• _Requirements_: Write out all of the entries exactly as given.

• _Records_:
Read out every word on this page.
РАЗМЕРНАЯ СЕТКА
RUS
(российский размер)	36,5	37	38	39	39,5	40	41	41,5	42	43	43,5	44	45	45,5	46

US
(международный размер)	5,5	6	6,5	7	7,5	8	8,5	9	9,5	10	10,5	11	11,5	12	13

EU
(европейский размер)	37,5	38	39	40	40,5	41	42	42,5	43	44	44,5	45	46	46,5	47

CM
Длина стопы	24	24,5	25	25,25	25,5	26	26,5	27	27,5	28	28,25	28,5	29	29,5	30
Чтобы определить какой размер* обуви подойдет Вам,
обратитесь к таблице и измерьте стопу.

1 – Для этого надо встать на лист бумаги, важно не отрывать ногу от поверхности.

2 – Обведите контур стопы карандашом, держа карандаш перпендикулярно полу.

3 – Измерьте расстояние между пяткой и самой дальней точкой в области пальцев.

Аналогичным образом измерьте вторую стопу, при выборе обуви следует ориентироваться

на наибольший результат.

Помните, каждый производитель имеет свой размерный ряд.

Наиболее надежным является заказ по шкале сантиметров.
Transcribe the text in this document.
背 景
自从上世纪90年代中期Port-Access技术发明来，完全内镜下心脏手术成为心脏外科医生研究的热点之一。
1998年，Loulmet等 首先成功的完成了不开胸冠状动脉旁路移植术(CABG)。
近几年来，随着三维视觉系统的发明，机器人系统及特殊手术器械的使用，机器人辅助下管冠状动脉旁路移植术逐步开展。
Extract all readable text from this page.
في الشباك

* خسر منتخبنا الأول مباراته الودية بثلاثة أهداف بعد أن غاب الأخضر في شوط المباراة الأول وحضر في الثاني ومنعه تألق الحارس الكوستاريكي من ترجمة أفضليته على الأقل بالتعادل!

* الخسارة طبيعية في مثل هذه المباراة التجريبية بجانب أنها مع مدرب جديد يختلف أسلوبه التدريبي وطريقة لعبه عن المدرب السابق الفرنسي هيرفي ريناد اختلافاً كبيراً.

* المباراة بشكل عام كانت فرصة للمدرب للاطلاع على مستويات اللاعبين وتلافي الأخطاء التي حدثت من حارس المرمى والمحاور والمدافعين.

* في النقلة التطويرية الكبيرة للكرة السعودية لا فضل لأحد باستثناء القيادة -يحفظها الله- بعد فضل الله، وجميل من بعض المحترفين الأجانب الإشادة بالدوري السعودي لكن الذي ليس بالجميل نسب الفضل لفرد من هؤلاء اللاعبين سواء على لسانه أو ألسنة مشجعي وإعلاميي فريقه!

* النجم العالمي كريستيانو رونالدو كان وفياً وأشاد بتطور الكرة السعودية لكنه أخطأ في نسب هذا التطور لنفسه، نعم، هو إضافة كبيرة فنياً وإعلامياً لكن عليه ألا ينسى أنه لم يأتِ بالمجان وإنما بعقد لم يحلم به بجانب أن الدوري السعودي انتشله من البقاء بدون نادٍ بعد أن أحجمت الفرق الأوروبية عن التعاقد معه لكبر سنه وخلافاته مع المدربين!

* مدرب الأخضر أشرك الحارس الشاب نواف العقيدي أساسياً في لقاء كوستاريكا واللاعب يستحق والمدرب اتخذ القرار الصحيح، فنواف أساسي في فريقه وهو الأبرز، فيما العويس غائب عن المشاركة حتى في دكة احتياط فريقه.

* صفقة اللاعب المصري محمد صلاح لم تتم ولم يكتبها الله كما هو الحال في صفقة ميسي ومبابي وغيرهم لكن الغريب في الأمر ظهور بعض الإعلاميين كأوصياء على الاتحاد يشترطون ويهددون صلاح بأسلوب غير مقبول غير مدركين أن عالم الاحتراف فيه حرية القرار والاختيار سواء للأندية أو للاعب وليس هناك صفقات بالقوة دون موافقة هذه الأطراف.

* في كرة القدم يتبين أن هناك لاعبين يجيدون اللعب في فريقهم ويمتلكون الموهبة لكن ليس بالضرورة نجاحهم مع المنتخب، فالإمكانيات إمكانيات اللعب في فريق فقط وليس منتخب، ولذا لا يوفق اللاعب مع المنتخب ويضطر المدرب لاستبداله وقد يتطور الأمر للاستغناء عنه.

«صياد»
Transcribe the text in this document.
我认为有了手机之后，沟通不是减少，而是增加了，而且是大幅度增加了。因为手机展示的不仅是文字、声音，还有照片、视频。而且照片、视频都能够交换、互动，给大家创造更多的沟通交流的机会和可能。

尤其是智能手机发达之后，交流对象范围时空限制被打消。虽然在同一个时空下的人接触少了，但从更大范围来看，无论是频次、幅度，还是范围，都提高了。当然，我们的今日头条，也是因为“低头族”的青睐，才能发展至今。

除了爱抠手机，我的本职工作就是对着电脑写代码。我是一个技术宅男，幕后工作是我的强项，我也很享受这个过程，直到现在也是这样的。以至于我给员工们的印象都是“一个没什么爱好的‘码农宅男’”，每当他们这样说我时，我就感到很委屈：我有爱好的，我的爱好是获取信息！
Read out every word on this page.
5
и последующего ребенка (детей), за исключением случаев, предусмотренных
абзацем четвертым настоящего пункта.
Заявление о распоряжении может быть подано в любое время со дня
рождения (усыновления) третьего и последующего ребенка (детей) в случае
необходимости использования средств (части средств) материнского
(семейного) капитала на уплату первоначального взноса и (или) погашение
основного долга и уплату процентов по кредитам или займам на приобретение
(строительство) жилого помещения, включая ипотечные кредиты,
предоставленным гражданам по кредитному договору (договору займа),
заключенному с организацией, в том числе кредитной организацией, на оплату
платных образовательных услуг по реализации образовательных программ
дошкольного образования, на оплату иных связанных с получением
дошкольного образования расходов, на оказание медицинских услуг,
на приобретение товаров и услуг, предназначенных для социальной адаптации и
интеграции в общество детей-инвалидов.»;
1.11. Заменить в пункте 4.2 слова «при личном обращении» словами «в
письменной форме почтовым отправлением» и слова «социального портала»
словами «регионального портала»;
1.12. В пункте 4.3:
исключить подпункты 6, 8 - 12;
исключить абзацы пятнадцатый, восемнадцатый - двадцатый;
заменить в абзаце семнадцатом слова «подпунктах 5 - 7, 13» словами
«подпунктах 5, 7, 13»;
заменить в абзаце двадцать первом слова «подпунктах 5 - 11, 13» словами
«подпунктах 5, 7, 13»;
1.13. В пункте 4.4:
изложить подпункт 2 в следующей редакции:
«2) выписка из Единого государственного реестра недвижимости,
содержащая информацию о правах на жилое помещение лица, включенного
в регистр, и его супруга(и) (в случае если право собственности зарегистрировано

• _Task response_:
Read out every word on this page.
РАЗМЕРНАЯ СЕТКА
RUS
(российский размер)	36,5	37	38	39	39,5	40	41	41,5	42	43	43,5	44	45	45,5	46

US
(международный размер)	5,5	6	6,5	7	7,5	8	8,5	9	9,5	10	10,5	11	11,5	12	13

EU
(европейский размер)	37,5	38	39	40	40,5	41	42	42,5	43	44	44,5	45	46	46,5	47

CM
Длина стопы	24	24,5	25	25,25	25,5	26	26,5	27	27,5	28	28,25	28,5	29	29,5	30
Чтобы определить какой размер* обуви подойдет Вам,
обратитесь к таблице и измерьте стопу.

1 – Для этого надо встать на лист бумаги, важно не отрывать ногу от поверхности.

2 – Обведите контур стопы карандашом, держа карандаш перпендикулярно полу.

3 – Измерьте расстояние между пяткой и самой дальней точкой в области пальцев.

Аналогичным образом измерьте вторую стопу, при выборе обуви следует ориентироваться

на наибольший результат.

Помните, каждый производитель имеет свой размерный ряд.

Наиболее надежным является заказ по шкале сантиметров.
Transcribe the text in this document.
背 景
自从上世纪90年代中期Port-Access技术发明来，完全内镜下心脏手术成为心脏外科医生研究的热点之一。
1998年，Loulmet等 首先成功的完成了不开胸冠状动脉旁路移植术(CABG)。
近几年来，随着三维视觉系统的发明，机器人系统及特殊手术器械的使用，机器人辅助下管冠状动脉旁路移植术逐步开展。
Extract all readable text from this page.
في الشباك

* خسر منتخبنا الأول مباراته الودية بثلاثة أهداف بعد أن غاب الأخضر في شوط المباراة الأول وحضر في الثاني ومنعه تألق الحارس الكوستاريكي من ترجمة أفضليته على الأقل بالتعادل!

* الخسارة طبيعية في مثل هذه المباراة التجريبية بجانب أنها مع مدرب جديد يختلف أسلوبه التدريبي وطريقة لعبه عن المدرب السابق الفرنسي هيرفي ريناد اختلافاً كبيراً.

* المباراة بشكل عام كانت فرصة للمدرب للاطلاع على مستويات اللاعبين وتلافي الأخطاء التي حدثت من حارس المرمى والمحاور والمدافعين.

* في النقلة التطويرية الكبيرة للكرة السعودية لا فضل لأحد باستثناء القيادة -يحفظها الله- بعد فضل الله، وجميل من بعض المحترفين الأجانب الإشادة بالدوري السعودي لكن الذي ليس بالجميل نسب الفضل لفرد من هؤلاء اللاعبين سواء على لسانه أو ألسنة مشجعي وإعلاميي فريقه!

* النجم العالمي كريستيانو رونالدو كان وفياً وأشاد بتطور الكرة السعودية لكنه أخطأ في نسب هذا التطور لنفسه، نعم، هو إضافة كبيرة فنياً وإعلامياً لكن عليه ألا ينسى أنه لم يأتِ بالمجان وإنما بعقد لم يحلم به بجانب أن الدوري السعودي انتشله من البقاء بدون نادٍ بعد أن أحجمت الفرق الأوروبية عن التعاقد معه لكبر سنه وخلافاته مع المدربين!

* مدرب الأخضر أشرك الحارس الشاب نواف العقيدي أساسياً في لقاء كوستاريكا واللاعب يستحق والمدرب اتخذ القرار الصحيح، فنواف أساسي في فريقه وهو الأبرز، فيما العويس غائب عن المشاركة حتى في دكة احتياط فريقه.

* صفقة اللاعب المصري محمد صلاح لم تتم ولم يكتبها الله كما هو الحال في صفقة ميسي ومبابي وغيرهم لكن الغريب في الأمر ظهور بعض الإعلاميين كأوصياء على الاتحاد يشترطون ويهددون صلاح بأسلوب غير مقبول غير مدركين أن عالم الاحتراف فيه حرية القرار والاختيار سواء للأندية أو للاعب وليس هناك صفقات بالقوة دون موافقة هذه الأطراف.

* في كرة القدم يتبين أن هناك لاعبين يجيدون اللعب في فريقهم ويمتلكون الموهبة لكن ليس بالضرورة نجاحهم مع المنتخب، فالإمكانيات إمكانيات اللعب في فريق فقط وليس منتخب، ولذا لا يوفق اللاعب مع المنتخب ويضطر المدرب لاستبداله وقد يتطور الأمر للاستغناء عنه.

«صياد»
Transcribe the text in this document.
我认为有了手机之后，沟通不是减少，而是增加了，而且是大幅度增加了。因为手机展示的不仅是文字、声音，还有照片、视频。而且照片、视频都能够交换、互动，给大家创造更多的沟通交流的机会和可能。

尤其是智能手机发达之后，交流对象范围时空限制被打消。虽然在同一个时空下的人接触少了，但从更大范围来看，无论是频次、幅度，还是范围，都提高了。当然，我们的今日头条，也是因为“低头族”的青睐，才能发展至今。

除了爱抠手机，我的本职工作就是对着电脑写代码。我是一个技术宅男，幕后工作是我的强项，我也很享受这个过程，直到现在也是这样的。以至于我给员工们的印象都是“一个没什么爱好的‘码农宅男’”，每当他们这样说我时，我就感到很委屈：我有爱好的，我的爱好是获取信息！
Read out every word on this page.
5
и последующего ребенка (детей), за исключением случаев, предусмотренных
абзацем четвертым настоящего пункта.
Заявление о распоряжении может быть подано в любое время со дня
рождения (усыновления) третьего и последующего ребенка (детей) в случае
необходимости использования средств (части средств) материнского
(семейного) капитала на уплату первоначального взноса и (или) погашение
основного долга и уплату процентов по кредитам или займам на приобретение
(строительство) жилого помещения, включая ипотечные кредиты,
предоставленным гражданам по кредитному договору (договору займа),
заключенному с организацией, в том числе кредитной организацией, на оплату
платных образовательных услуг по реализации образовательных программ
дошкольного образования, на оплату иных связанных с получением
дошкольного образования расходов, на оказание медицинских услуг,
на приобретение товаров и услуг, предназначенных для социальной адаптации и
интеграции в общество детей-инвалидов.»;
1.11. Заменить в пункте 4.2 слова «при личном обращении» словами «в
письменной форме почтовым отправлением» и слова «социального портала»
словами «регионального портала»;
1.12. В пункте 4.3:
исключить подпункты 6, 8 - 12;
исключить абзацы пятнадцатый, восемнадцатый - двадцатый;
заменить в абзаце семнадцатом слова «подпунктах 5 - 7, 13» словами
«подпунктах 5, 7, 13»;
заменить в абзаце двадцать первом слова «подпунктах 5 - 11, 13» словами
«подпунктах 5, 7, 13»;
1.13. В пункте 4.4:
изложить подпункт 2 в следующей редакции:
«2) выписка из Единого государственного реестра недвижимости,
содержащая информацию о правах на жилое помещение лица, включенного
в регистр, и его супруга(и) (в случае если право собственности зарегистрировано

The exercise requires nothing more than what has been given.